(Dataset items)
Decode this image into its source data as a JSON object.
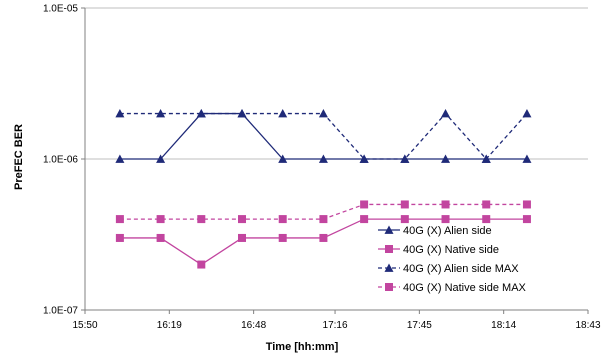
{
  "chart_data": {
    "type": "line",
    "xlabel": "Time [hh:mm]",
    "ylabel": "PreFEC BER",
    "y_scale": "log",
    "ylim": [
      1e-07,
      1e-05
    ],
    "y_ticks": [
      "1.0E-07",
      "1.0E-06",
      "1.0E-05"
    ],
    "xlim": [
      "15:50",
      "18:43"
    ],
    "x_ticks": [
      "15:50",
      "16:19",
      "16:48",
      "17:16",
      "17:45",
      "18:14",
      "18:43"
    ],
    "x": [
      "16:02",
      "16:16",
      "16:30",
      "16:44",
      "16:58",
      "17:12",
      "17:26",
      "17:40",
      "17:54",
      "18:08",
      "18:22"
    ],
    "grid": {
      "y": true,
      "x": false
    },
    "legend_position": "right",
    "series": [
      {
        "name": "40G (X) Alien side",
        "color": "#1f2a78",
        "marker": "triangle",
        "dash": "solid",
        "values": [
          1e-06,
          1e-06,
          2e-06,
          2e-06,
          1e-06,
          1e-06,
          1e-06,
          1e-06,
          1e-06,
          1e-06,
          1e-06
        ]
      },
      {
        "name": "40G (X) Native side",
        "color": "#c2459f",
        "marker": "square",
        "dash": "solid",
        "values": [
          3e-07,
          3e-07,
          2e-07,
          3e-07,
          3e-07,
          3e-07,
          4e-07,
          4e-07,
          4e-07,
          4e-07,
          4e-07
        ]
      },
      {
        "name": "40G (X) Alien side MAX",
        "color": "#1f2a78",
        "marker": "triangle",
        "dash": "dashed",
        "values": [
          2e-06,
          2e-06,
          2e-06,
          2e-06,
          2e-06,
          2e-06,
          1e-06,
          1e-06,
          2e-06,
          1e-06,
          2e-06
        ]
      },
      {
        "name": "40G (X) Native side MAX",
        "color": "#c2459f",
        "marker": "square",
        "dash": "dashed",
        "values": [
          4e-07,
          4e-07,
          4e-07,
          4e-07,
          4e-07,
          4e-07,
          5e-07,
          5e-07,
          5e-07,
          5e-07,
          5e-07
        ]
      }
    ]
  }
}
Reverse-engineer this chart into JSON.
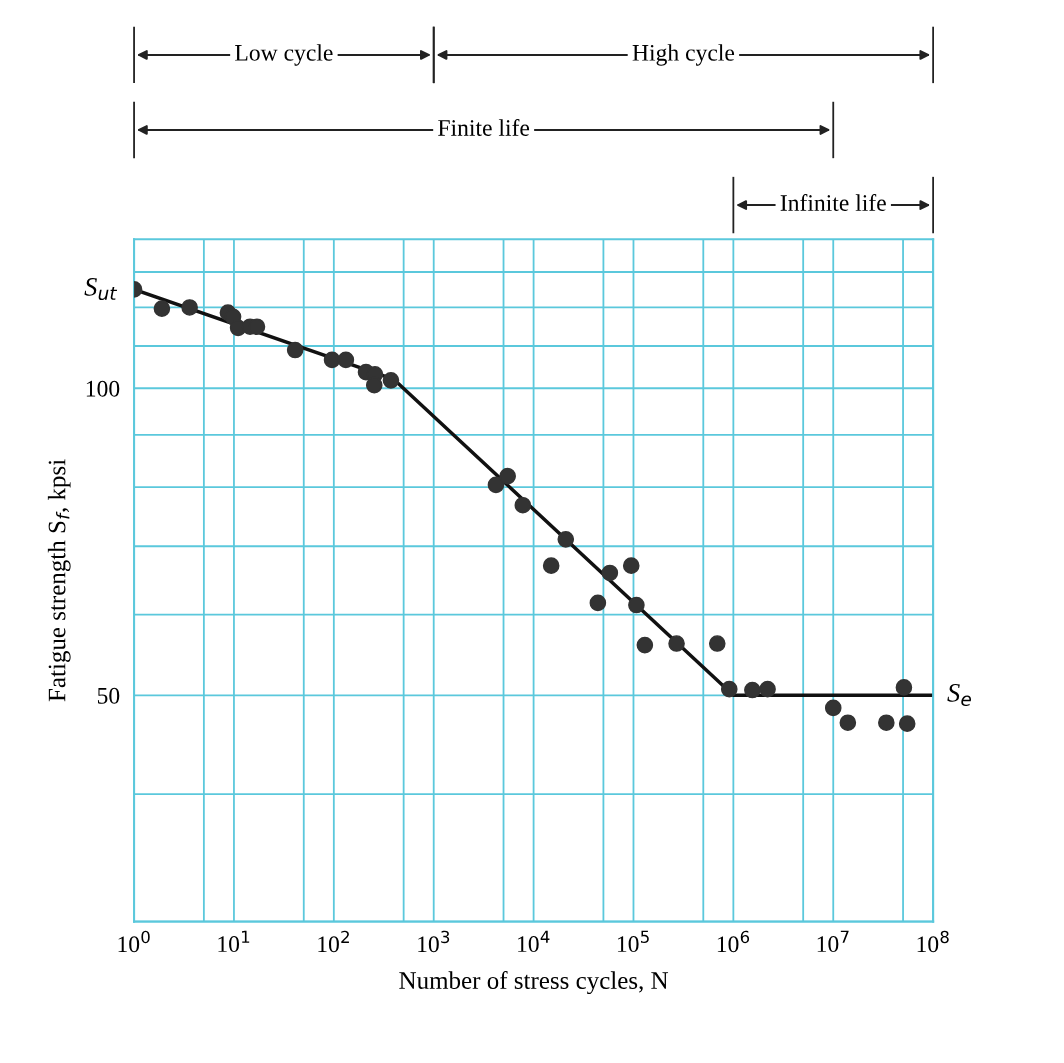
{
  "chart_data": {
    "type": "scatter",
    "xlabel": "Number of stress cycles, N",
    "ylabel": "Fatigue strength S$_{f}$, kpsi",
    "log": "xy",
    "grid": true,
    "legend": false,
    "marker": "circle",
    "xlim": [
      1,
      100000000
    ],
    "ylim": [
      30,
      140
    ],
    "xticks": [
      {
        "value": 1,
        "label": "10$^{0}$"
      },
      {
        "value": 5,
        "label": null
      },
      {
        "value": 10,
        "label": "10$^{1}$"
      },
      {
        "value": 50,
        "label": null
      },
      {
        "value": 100,
        "label": "10$^{2}$"
      },
      {
        "value": 500,
        "label": null
      },
      {
        "value": 1000,
        "label": "10$^{3}$"
      },
      {
        "value": 5000,
        "label": null
      },
      {
        "value": 10000,
        "label": "10$^{4}$"
      },
      {
        "value": 50000,
        "label": null
      },
      {
        "value": 100000,
        "label": "10$^{5}$"
      },
      {
        "value": 500000,
        "label": null
      },
      {
        "value": 1000000,
        "label": "10$^{6}$"
      },
      {
        "value": 5000000,
        "label": null
      },
      {
        "value": 10000000,
        "label": "10$^{7}$"
      },
      {
        "value": 50000000,
        "label": null
      },
      {
        "value": 100000000,
        "label": "10$^{8}$"
      }
    ],
    "yticks": [
      {
        "value": 30,
        "label": null
      },
      {
        "value": 40,
        "label": null
      },
      50,
      {
        "value": 60,
        "label": null
      },
      {
        "value": 70,
        "label": null
      },
      {
        "value": 80,
        "label": null
      },
      {
        "value": 90,
        "label": null
      },
      100,
      {
        "value": 110,
        "label": null
      },
      {
        "value": 120,
        "label": null
      },
      {
        "value": 130,
        "label": null
      },
      {
        "value": 140,
        "label": null
      }
    ],
    "series": [
      {
        "color": "#333333",
        "x": [
          1,
          1.9,
          3.6,
          8.7,
          9.8,
          11,
          14.5,
          17,
          41,
          96,
          132,
          210,
          258,
          254,
          373,
          4200,
          5500,
          7800,
          15000,
          21000,
          44000,
          58000,
          95000,
          107000,
          130000,
          270000,
          690000,
          910000,
          1550000,
          2200000,
          10000000,
          14000000,
          34000000,
          51000000,
          55000000
        ],
        "values": [
          125,
          119.7,
          120,
          118.6,
          117.5,
          114.6,
          114.9,
          114.9,
          109,
          106.6,
          106.6,
          103.7,
          103.2,
          100.7,
          101.8,
          80.4,
          82,
          76.8,
          67,
          71.1,
          61.6,
          65.9,
          67,
          61.3,
          56,
          56.2,
          56.2,
          50.7,
          50.6,
          50.7,
          48.6,
          47,
          47,
          50.9,
          46.9
        ]
      },
      {
        "type": "line",
        "color": "#111111",
        "marker": "none",
        "x": [
          1,
          400,
          1000000,
          100000000
        ],
        "values": [
          125,
          102,
          50,
          50
        ]
      }
    ],
    "annotations": [
      {
        "text": "S$_{ut}$",
        "x": 1,
        "y": 125
      },
      {
        "text": "S$_{e}$",
        "x": 100000000,
        "y": 50
      },
      "Low cycle",
      "High cycle",
      "Finite life",
      "Infinite life"
    ]
  }
}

- **Instructions to follow**
Omit the images and transcribe all of the records above word for word.

- **Exercise output**
Decode this image into its source data as a JSON object.
{
  "chart_data": {
    "type": "line",
    "xlabel": "Time [hh:mm]",
    "ylabel": "PreFEC BER",
    "y_scale": "log",
    "ylim": [
      1e-07,
      1e-05
    ],
    "y_ticks": [
      "1.0E-07",
      "1.0E-06",
      "1.0E-05"
    ],
    "xlim": [
      "15:50",
      "18:43"
    ],
    "x_ticks": [
      "15:50",
      "16:19",
      "16:48",
      "17:16",
      "17:45",
      "18:14",
      "18:43"
    ],
    "x": [
      "16:02",
      "16:16",
      "16:30",
      "16:44",
      "16:58",
      "17:12",
      "17:26",
      "17:40",
      "17:54",
      "18:08",
      "18:22"
    ],
    "grid": {
      "y": true,
      "x": false
    },
    "legend_position": "right",
    "series": [
      {
        "name": "40G (X) Alien side",
        "color": "#1f2a78",
        "marker": "triangle",
        "dash": "solid",
        "values": [
          1e-06,
          1e-06,
          2e-06,
          2e-06,
          1e-06,
          1e-06,
          1e-06,
          1e-06,
          1e-06,
          1e-06,
          1e-06
        ]
      },
      {
        "name": "40G (X) Native side",
        "color": "#c2459f",
        "marker": "square",
        "dash": "solid",
        "values": [
          3e-07,
          3e-07,
          2e-07,
          3e-07,
          3e-07,
          3e-07,
          4e-07,
          4e-07,
          4e-07,
          4e-07,
          4e-07
        ]
      },
      {
        "name": "40G (X) Alien side MAX",
        "color": "#1f2a78",
        "marker": "triangle",
        "dash": "dashed",
        "values": [
          2e-06,
          2e-06,
          2e-06,
          2e-06,
          2e-06,
          2e-06,
          1e-06,
          1e-06,
          2e-06,
          1e-06,
          2e-06
        ]
      },
      {
        "name": "40G (X) Native side MAX",
        "color": "#c2459f",
        "marker": "square",
        "dash": "dashed",
        "values": [
          4e-07,
          4e-07,
          4e-07,
          4e-07,
          4e-07,
          4e-07,
          5e-07,
          5e-07,
          5e-07,
          5e-07,
          5e-07
        ]
      }
    ]
  }
}
Reverse-engineer this chart into JSON.
{
  "chart_data": {
    "type": "scatter",
    "xlabel": "Number of stress cycles, N",
    "ylabel": "Fatigue strength S$_{f}$, kpsi",
    "log": "xy",
    "grid": true,
    "legend": false,
    "marker": "circle",
    "xlim": [
      1,
      100000000
    ],
    "ylim": [
      30,
      140
    ],
    "xticks": [
      {
        "value": 1,
        "label": "10$^{0}$"
      },
      {
        "value": 5,
        "label": null
      },
      {
        "value": 10,
        "label": "10$^{1}$"
      },
      {
        "value": 50,
        "label": null
      },
      {
        "value": 100,
        "label": "10$^{2}$"
      },
      {
        "value": 500,
        "label": null
      },
      {
        "value": 1000,
        "label": "10$^{3}$"
      },
      {
        "value": 5000,
        "label": null
      },
      {
        "value": 10000,
        "label": "10$^{4}$"
      },
      {
        "value": 50000,
        "label": null
      },
      {
        "value": 100000,
        "label": "10$^{5}$"
      },
      {
        "value": 500000,
        "label": null
      },
      {
        "value": 1000000,
        "label": "10$^{6}$"
      },
      {
        "value": 5000000,
        "label": null
      },
      {
        "value": 10000000,
        "label": "10$^{7}$"
      },
      {
        "value": 50000000,
        "label": null
      },
      {
        "value": 100000000,
        "label": "10$^{8}$"
      }
    ],
    "yticks": [
      {
        "value": 30,
        "label": null
      },
      {
        "value": 40,
        "label": null
      },
      50,
      {
        "value": 60,
        "label": null
      },
      {
        "value": 70,
        "label": null
      },
      {
        "value": 80,
        "label": null
      },
      {
        "value": 90,
        "label": null
      },
      100,
      {
        "value": 110,
        "label": null
      },
      {
        "value": 120,
        "label": null
      },
      {
        "value": 130,
        "label": null
      },
      {
        "value": 140,
        "label": null
      }
    ],
    "series": [
      {
        "color": "#333333",
        "x": [
          1,
          1.9,
          3.6,
          8.7,
          9.8,
          11,
          14.5,
          17,
          41,
          96,
          132,
          210,
          258,
          254,
          373,
          4200,
          5500,
          7800,
          15000,
          21000,
          44000,
          58000,
          95000,
          107000,
          130000,
          270000,
          690000,
          910000,
          1550000,
          2200000,
          10000000,
          14000000,
          34000000,
          51000000,
          55000000
        ],
        "values": [
          125,
          119.7,
          120,
          118.6,
          117.5,
          114.6,
          114.9,
          114.9,
          109,
          106.6,
          106.6,
          103.7,
          103.2,
          100.7,
          101.8,
          80.4,
          82,
          76.8,
          67,
          71.1,
          61.6,
          65.9,
          67,
          61.3,
          56,
          56.2,
          56.2,
          50.7,
          50.6,
          50.7,
          48.6,
          47,
          47,
          50.9,
          46.9
        ]
      },
      {
        "type": "line",
        "color": "#111111",
        "marker": "none",
        "x": [
          1,
          400,
          1000000,
          100000000
        ],
        "values": [
          125,
          102,
          50,
          50
        ]
      }
    ],
    "annotations": [
      {
        "text": "S$_{ut}$",
        "x": 1,
        "y": 125
      },
      {
        "text": "S$_{e}$",
        "x": 100000000,
        "y": 50
      },
      "Low cycle",
      "High cycle",
      "Finite life",
      "Infinite life"
    ]
  }
}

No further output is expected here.